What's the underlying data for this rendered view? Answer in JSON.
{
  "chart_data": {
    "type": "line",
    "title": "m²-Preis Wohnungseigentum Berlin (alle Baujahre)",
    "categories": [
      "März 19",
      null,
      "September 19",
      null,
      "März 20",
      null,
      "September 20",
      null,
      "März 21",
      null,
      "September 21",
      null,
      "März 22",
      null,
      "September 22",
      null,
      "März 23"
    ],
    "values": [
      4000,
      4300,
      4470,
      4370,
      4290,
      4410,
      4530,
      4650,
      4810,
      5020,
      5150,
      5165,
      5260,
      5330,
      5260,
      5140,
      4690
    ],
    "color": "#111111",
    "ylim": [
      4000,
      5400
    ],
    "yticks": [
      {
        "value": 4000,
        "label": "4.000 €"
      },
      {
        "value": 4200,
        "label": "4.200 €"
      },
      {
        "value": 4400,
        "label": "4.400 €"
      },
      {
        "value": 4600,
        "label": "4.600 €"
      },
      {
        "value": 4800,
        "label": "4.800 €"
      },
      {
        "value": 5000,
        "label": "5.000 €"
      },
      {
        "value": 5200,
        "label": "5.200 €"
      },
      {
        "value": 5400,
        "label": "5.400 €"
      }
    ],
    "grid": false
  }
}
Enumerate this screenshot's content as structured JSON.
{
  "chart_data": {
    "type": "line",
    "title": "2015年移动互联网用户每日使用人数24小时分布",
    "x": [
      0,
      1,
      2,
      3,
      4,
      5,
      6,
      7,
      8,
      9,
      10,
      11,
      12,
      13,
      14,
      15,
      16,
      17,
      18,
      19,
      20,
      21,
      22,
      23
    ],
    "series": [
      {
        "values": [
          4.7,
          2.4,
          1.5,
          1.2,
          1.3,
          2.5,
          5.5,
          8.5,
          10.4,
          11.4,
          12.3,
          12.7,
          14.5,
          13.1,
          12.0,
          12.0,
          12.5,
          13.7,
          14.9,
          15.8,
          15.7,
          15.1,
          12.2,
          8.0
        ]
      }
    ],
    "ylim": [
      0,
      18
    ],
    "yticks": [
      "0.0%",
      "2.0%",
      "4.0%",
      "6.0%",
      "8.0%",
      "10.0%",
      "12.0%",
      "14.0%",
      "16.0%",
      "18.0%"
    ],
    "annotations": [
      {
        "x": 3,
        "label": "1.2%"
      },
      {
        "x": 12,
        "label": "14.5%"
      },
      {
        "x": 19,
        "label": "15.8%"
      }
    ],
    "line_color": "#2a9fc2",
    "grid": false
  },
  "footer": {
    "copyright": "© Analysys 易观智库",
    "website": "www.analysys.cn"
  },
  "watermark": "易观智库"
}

..............................

WORK INSTRUCTIONS:
Restate the data above exactly, keeping each word as it stands.

SOLUTION FOR THIS EXERCISE:
What's the underlying data for this rendered view? Answer in JSON.
{
  "chart_data": {
    "type": "line",
    "title": "m²-Preis Wohnungseigentum Berlin (alle Baujahre)",
    "categories": [
      "März 19",
      null,
      "September 19",
      null,
      "März 20",
      null,
      "September 20",
      null,
      "März 21",
      null,
      "September 21",
      null,
      "März 22",
      null,
      "September 22",
      null,
      "März 23"
    ],
    "values": [
      4000,
      4300,
      4470,
      4370,
      4290,
      4410,
      4530,
      4650,
      4810,
      5020,
      5150,
      5165,
      5260,
      5330,
      5260,
      5140,
      4690
    ],
    "color": "#111111",
    "ylim": [
      4000,
      5400
    ],
    "yticks": [
      {
        "value": 4000,
        "label": "4.000 €"
      },
      {
        "value": 4200,
        "label": "4.200 €"
      },
      {
        "value": 4400,
        "label": "4.400 €"
      },
      {
        "value": 4600,
        "label": "4.600 €"
      },
      {
        "value": 4800,
        "label": "4.800 €"
      },
      {
        "value": 5000,
        "label": "5.000 €"
      },
      {
        "value": 5200,
        "label": "5.200 €"
      },
      {
        "value": 5400,
        "label": "5.400 €"
      }
    ],
    "grid": false
  }
}
Enumerate this screenshot's content as structured JSON.
{
  "chart_data": {
    "type": "line",
    "title": "2015年移动互联网用户每日使用人数24小时分布",
    "x": [
      0,
      1,
      2,
      3,
      4,
      5,
      6,
      7,
      8,
      9,
      10,
      11,
      12,
      13,
      14,
      15,
      16,
      17,
      18,
      19,
      20,
      21,
      22,
      23
    ],
    "series": [
      {
        "values": [
          4.7,
          2.4,
          1.5,
          1.2,
          1.3,
          2.5,
          5.5,
          8.5,
          10.4,
          11.4,
          12.3,
          12.7,
          14.5,
          13.1,
          12.0,
          12.0,
          12.5,
          13.7,
          14.9,
          15.8,
          15.7,
          15.1,
          12.2,
          8.0
        ]
      }
    ],
    "ylim": [
      0,
      18
    ],
    "yticks": [
      "0.0%",
      "2.0%",
      "4.0%",
      "6.0%",
      "8.0%",
      "10.0%",
      "12.0%",
      "14.0%",
      "16.0%",
      "18.0%"
    ],
    "annotations": [
      {
        "x": 3,
        "label": "1.2%"
      },
      {
        "x": 12,
        "label": "14.5%"
      },
      {
        "x": 19,
        "label": "15.8%"
      }
    ],
    "line_color": "#2a9fc2",
    "grid": false
  },
  "footer": {
    "copyright": "© Analysys 易观智库",
    "website": "www.analysys.cn"
  },
  "watermark": "易观智库"
}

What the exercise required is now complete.